To do:
Whenever a line contains the string "Initial", copy it out of the entries.

Material for this task:
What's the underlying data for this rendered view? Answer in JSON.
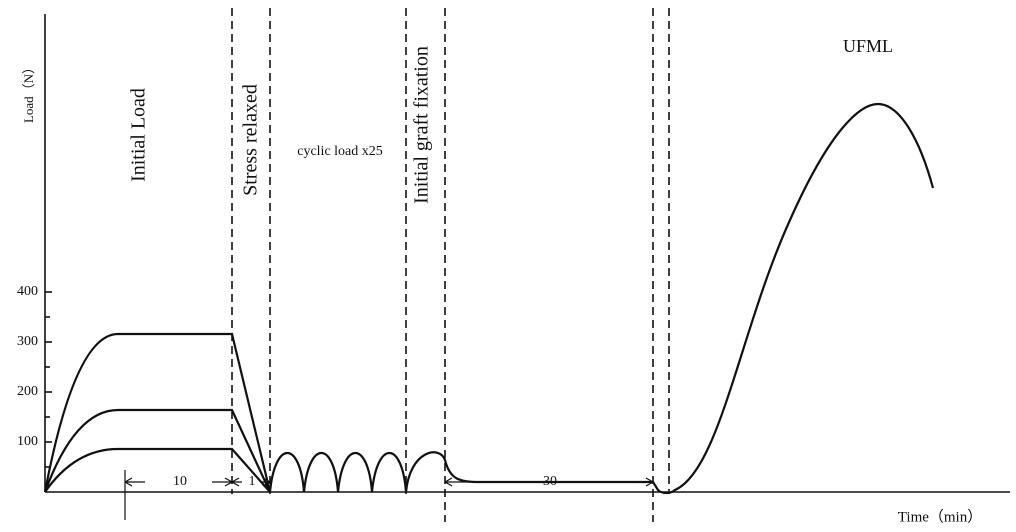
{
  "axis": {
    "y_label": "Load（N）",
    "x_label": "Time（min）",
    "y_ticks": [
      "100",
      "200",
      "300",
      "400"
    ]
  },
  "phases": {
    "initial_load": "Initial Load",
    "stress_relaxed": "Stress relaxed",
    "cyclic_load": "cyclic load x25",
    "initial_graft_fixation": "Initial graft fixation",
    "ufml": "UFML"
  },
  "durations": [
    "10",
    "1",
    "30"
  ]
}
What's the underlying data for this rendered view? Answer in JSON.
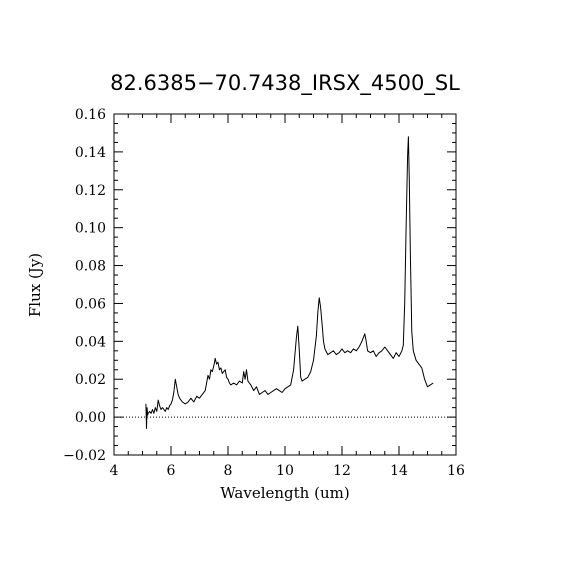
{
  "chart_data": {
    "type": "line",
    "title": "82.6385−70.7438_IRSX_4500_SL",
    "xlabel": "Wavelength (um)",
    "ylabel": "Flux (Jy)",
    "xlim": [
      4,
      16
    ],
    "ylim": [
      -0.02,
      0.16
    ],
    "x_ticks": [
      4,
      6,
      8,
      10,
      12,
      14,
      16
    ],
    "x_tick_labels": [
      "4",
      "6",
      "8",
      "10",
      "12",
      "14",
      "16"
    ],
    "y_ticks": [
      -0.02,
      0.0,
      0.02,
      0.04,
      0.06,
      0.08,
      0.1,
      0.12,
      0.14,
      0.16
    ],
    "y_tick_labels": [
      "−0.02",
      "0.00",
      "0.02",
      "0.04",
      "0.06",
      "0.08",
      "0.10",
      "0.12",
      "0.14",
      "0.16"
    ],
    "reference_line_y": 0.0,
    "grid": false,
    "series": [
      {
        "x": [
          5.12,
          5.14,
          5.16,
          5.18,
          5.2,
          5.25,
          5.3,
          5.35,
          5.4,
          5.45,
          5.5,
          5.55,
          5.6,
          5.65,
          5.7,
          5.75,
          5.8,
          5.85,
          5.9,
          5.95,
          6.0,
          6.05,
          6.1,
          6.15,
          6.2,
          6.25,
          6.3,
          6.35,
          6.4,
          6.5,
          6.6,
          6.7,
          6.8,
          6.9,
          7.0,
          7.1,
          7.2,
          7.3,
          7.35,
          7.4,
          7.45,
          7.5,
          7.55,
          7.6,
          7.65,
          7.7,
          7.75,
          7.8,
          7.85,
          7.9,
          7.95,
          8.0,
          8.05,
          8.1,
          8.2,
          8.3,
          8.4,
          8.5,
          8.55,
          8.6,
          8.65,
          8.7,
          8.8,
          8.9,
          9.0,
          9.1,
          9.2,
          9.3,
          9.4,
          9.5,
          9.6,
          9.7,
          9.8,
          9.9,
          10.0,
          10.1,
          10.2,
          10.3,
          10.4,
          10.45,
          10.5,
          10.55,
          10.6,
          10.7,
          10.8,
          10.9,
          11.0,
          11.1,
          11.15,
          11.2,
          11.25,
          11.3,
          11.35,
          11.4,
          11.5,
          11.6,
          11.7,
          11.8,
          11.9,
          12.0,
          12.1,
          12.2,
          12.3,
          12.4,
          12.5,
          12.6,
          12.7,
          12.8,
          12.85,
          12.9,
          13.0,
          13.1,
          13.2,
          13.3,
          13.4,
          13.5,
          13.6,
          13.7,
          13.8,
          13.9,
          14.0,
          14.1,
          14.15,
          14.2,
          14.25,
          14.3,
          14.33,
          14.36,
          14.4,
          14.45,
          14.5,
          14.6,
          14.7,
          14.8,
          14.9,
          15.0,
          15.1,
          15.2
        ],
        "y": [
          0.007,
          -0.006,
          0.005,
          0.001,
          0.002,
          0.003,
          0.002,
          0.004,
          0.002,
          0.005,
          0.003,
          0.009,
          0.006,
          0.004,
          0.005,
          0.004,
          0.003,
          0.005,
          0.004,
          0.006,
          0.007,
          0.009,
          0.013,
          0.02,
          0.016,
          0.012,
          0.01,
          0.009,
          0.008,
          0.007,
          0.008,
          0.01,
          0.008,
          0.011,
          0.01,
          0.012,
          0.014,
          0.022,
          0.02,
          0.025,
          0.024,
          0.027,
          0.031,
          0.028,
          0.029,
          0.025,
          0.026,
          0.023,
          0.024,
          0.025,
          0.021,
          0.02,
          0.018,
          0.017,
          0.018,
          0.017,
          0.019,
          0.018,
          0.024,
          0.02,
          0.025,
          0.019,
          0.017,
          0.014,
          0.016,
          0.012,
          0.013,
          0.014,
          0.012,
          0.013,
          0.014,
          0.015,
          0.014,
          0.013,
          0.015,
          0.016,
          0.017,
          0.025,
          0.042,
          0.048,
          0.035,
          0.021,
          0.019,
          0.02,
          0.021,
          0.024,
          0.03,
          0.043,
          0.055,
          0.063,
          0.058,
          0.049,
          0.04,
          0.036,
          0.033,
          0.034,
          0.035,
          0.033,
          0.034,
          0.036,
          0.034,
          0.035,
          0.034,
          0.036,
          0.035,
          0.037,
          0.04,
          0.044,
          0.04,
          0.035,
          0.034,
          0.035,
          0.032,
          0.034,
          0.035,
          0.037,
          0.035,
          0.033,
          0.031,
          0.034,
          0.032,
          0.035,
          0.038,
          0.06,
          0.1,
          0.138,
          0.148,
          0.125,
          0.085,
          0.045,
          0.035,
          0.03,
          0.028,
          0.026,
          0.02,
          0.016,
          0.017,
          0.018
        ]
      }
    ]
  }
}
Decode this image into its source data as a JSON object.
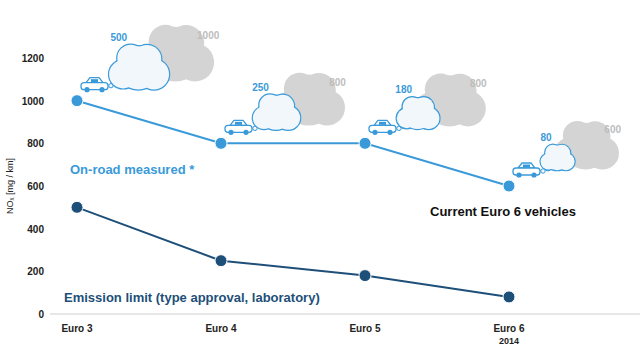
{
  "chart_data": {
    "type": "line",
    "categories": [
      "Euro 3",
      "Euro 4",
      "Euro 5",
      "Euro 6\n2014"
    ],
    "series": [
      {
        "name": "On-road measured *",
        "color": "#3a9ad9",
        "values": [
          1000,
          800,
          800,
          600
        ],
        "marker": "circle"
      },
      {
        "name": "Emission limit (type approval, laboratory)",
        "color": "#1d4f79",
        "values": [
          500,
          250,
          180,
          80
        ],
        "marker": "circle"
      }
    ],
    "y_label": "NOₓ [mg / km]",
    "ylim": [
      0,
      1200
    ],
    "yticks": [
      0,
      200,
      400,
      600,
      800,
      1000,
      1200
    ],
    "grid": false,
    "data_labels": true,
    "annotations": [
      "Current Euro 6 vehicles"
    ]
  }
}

...

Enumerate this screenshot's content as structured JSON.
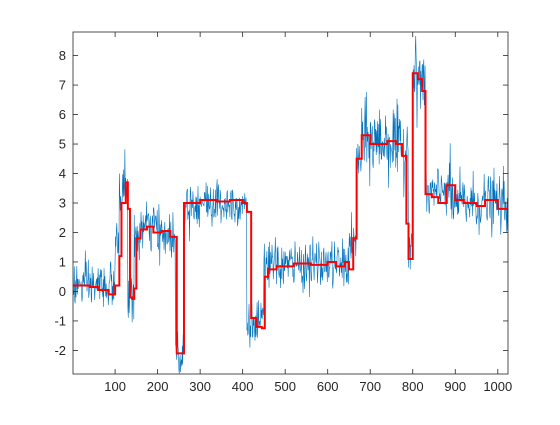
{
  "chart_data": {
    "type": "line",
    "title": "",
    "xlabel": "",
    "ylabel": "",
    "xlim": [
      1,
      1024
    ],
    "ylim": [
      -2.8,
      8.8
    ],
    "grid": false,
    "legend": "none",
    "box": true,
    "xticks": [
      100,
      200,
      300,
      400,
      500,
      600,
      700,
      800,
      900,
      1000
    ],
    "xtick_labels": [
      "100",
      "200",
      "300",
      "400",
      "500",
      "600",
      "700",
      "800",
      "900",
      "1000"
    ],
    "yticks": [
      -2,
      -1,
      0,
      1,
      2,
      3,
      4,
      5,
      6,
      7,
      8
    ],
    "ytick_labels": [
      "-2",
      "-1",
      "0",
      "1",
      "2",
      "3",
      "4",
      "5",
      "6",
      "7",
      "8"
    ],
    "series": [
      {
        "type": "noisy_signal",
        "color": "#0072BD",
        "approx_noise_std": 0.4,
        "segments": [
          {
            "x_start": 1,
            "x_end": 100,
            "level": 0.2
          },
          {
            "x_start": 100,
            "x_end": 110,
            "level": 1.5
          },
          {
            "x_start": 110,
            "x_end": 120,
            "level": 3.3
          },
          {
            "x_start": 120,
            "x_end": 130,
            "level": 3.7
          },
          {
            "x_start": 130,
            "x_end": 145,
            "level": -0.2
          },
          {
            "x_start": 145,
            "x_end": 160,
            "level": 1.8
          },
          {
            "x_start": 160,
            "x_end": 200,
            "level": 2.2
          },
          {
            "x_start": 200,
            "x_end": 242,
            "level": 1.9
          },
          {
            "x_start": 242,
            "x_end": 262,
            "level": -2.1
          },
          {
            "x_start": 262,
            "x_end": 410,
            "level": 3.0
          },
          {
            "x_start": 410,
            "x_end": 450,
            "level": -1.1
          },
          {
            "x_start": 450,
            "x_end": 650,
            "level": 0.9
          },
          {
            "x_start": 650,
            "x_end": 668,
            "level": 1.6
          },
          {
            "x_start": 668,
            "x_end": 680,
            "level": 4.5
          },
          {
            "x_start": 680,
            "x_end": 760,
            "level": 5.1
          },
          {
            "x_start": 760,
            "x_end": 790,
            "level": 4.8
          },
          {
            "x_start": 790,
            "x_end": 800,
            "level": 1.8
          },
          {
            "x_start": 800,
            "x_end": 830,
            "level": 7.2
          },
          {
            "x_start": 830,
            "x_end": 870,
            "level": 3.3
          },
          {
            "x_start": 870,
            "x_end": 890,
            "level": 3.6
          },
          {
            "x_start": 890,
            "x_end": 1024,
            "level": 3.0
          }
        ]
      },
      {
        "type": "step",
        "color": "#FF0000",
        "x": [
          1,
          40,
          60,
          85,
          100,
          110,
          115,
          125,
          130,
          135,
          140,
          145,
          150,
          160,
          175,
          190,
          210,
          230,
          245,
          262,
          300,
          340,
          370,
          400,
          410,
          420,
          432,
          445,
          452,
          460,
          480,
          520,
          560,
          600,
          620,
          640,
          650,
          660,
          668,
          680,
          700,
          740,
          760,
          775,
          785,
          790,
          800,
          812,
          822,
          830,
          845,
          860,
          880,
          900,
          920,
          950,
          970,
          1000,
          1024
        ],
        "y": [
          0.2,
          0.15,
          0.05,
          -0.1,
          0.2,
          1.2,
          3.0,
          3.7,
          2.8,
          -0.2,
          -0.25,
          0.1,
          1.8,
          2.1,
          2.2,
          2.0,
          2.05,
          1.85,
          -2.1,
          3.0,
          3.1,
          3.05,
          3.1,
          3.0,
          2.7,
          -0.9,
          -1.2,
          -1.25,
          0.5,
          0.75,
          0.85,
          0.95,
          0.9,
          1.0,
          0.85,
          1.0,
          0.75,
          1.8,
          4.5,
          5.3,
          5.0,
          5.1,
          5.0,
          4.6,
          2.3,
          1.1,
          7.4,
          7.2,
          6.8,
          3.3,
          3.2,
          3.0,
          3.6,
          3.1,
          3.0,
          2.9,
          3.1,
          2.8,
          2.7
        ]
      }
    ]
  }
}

---

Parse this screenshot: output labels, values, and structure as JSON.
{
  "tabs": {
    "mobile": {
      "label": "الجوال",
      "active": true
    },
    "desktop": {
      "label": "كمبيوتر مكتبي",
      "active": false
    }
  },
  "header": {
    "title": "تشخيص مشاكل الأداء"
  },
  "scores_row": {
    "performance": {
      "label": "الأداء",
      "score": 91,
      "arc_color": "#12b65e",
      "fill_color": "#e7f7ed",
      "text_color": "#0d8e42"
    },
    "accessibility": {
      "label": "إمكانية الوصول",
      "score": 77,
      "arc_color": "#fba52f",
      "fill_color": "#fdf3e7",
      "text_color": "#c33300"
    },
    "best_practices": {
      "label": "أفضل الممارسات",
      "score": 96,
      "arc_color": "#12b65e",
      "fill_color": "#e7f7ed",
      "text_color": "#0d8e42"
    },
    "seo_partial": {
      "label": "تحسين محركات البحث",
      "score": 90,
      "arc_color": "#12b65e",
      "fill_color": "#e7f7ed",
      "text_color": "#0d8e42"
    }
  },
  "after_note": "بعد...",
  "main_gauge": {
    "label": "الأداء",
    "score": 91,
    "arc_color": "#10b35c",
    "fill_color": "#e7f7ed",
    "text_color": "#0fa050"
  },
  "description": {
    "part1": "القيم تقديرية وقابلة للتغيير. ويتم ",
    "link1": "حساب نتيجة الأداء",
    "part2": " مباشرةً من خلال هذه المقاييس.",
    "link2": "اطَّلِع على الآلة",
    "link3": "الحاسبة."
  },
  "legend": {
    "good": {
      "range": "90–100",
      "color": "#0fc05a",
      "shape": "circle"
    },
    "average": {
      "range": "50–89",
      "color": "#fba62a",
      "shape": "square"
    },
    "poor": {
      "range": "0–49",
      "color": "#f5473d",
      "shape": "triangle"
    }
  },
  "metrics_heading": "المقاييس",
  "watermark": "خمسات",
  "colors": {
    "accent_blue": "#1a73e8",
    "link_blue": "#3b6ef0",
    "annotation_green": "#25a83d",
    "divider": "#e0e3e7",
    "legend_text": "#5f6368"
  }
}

Output:
    "initial_load": "Initial Load",
    "initial_graft_fixation": "Initial graft fixation",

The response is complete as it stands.